Exercise input.
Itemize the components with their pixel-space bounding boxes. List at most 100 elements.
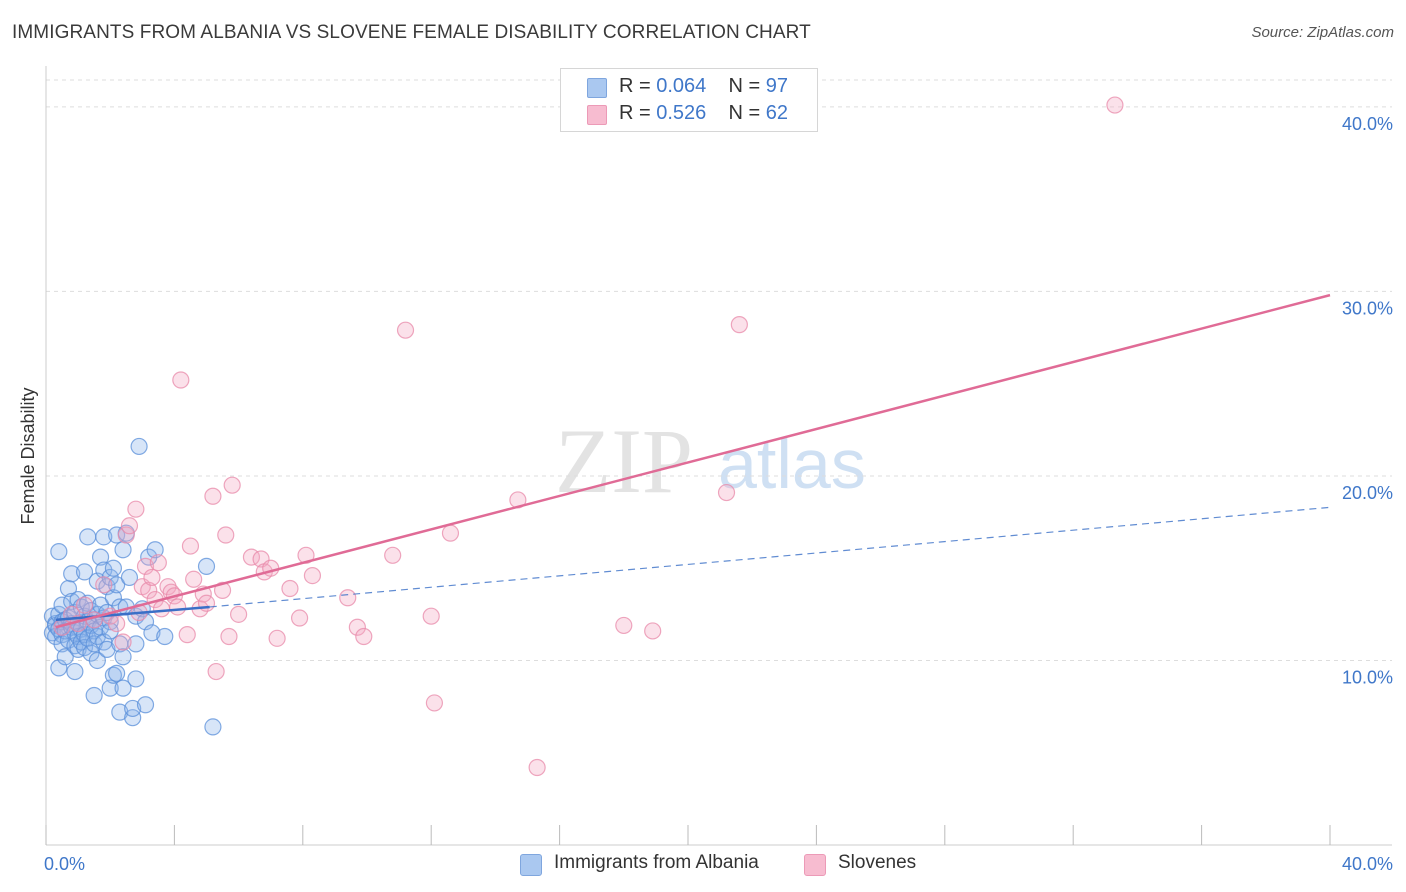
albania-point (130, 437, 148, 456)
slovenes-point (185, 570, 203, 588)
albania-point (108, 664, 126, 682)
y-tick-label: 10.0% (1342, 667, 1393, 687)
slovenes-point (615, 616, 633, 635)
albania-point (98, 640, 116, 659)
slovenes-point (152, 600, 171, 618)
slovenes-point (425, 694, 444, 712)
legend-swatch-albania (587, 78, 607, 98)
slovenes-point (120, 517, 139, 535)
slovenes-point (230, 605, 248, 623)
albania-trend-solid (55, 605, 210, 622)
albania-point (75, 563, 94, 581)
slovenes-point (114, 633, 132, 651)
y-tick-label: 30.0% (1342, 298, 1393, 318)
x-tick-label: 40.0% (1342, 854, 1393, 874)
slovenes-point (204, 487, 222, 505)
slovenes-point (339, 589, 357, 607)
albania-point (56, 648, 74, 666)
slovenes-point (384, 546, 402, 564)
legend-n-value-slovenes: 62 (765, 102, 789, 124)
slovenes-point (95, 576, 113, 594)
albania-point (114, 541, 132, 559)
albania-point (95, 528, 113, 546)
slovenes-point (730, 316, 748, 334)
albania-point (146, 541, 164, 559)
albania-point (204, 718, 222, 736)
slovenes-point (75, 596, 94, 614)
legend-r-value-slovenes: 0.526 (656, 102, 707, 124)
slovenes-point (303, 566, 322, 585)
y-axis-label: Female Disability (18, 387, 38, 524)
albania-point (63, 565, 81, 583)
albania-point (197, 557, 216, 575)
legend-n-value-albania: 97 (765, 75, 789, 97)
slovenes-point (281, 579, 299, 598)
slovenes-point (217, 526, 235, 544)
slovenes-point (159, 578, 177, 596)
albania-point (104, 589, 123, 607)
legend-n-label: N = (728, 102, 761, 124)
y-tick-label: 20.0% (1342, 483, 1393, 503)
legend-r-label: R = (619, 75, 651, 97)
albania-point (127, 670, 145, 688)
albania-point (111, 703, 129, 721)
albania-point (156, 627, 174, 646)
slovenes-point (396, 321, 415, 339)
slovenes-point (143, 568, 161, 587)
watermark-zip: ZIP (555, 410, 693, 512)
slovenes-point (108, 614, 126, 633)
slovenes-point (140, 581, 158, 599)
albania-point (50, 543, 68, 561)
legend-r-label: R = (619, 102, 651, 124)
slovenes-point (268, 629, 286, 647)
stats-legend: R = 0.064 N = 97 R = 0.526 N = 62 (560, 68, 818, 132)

What this task involves.
Rewrite every line of the listing, changing "slovenes-point" to "slovene-point" and leaving everything else as it is, and omit the pictures from your answer.

Reply.
Itemize the components with their pixel-space bounding boxes. List at most 100 elements.
albania-point (130, 437, 148, 456)
slovene-point (185, 570, 203, 588)
albania-point (108, 664, 126, 682)
y-tick-label: 10.0% (1342, 667, 1393, 687)
slovene-point (615, 616, 633, 635)
albania-point (98, 640, 116, 659)
slovene-point (152, 600, 171, 618)
slovene-point (425, 694, 444, 712)
legend-swatch-albania (587, 78, 607, 98)
slovene-point (120, 517, 139, 535)
slovene-point (230, 605, 248, 623)
albania-trend-solid (55, 605, 210, 622)
albania-point (75, 563, 94, 581)
slovene-point (114, 633, 132, 651)
y-tick-label: 30.0% (1342, 298, 1393, 318)
x-tick-label: 40.0% (1342, 854, 1393, 874)
slovene-point (204, 487, 222, 505)
slovene-point (339, 589, 357, 607)
albania-point (56, 648, 74, 666)
slovene-point (384, 546, 402, 564)
legend-n-value-slovenes: 62 (765, 102, 789, 124)
slovene-point (95, 576, 113, 594)
albania-point (114, 541, 132, 559)
albania-point (95, 528, 113, 546)
slovene-point (730, 316, 748, 334)
albania-point (146, 541, 164, 559)
albania-point (204, 718, 222, 736)
slovene-point (75, 596, 94, 614)
legend-r-value-slovenes: 0.526 (656, 102, 707, 124)
slovene-point (303, 566, 322, 585)
y-axis-label: Female Disability (18, 387, 38, 524)
albania-point (63, 565, 81, 583)
albania-point (197, 557, 216, 575)
legend-n-value-albania: 97 (765, 75, 789, 97)
slovene-point (281, 579, 299, 598)
slovene-point (217, 526, 235, 544)
slovene-point (159, 578, 177, 596)
albania-point (104, 589, 123, 607)
legend-n-label: N = (728, 102, 761, 124)
y-tick-label: 20.0% (1342, 483, 1393, 503)
legend-r-label: R = (619, 75, 651, 97)
albania-point (127, 670, 145, 688)
albania-point (111, 703, 129, 721)
albania-point (156, 627, 174, 646)
slovene-point (396, 321, 415, 339)
slovene-point (143, 568, 161, 587)
watermark-zip: ZIP (555, 410, 693, 512)
slovene-point (108, 614, 126, 633)
slovene-point (140, 581, 158, 599)
albania-point (50, 543, 68, 561)
legend-r-label: R = (619, 102, 651, 124)
slovene-point (268, 629, 286, 647)
stats-legend: R = 0.064 N = 97 R = 0.526 N = 62 (560, 68, 818, 132)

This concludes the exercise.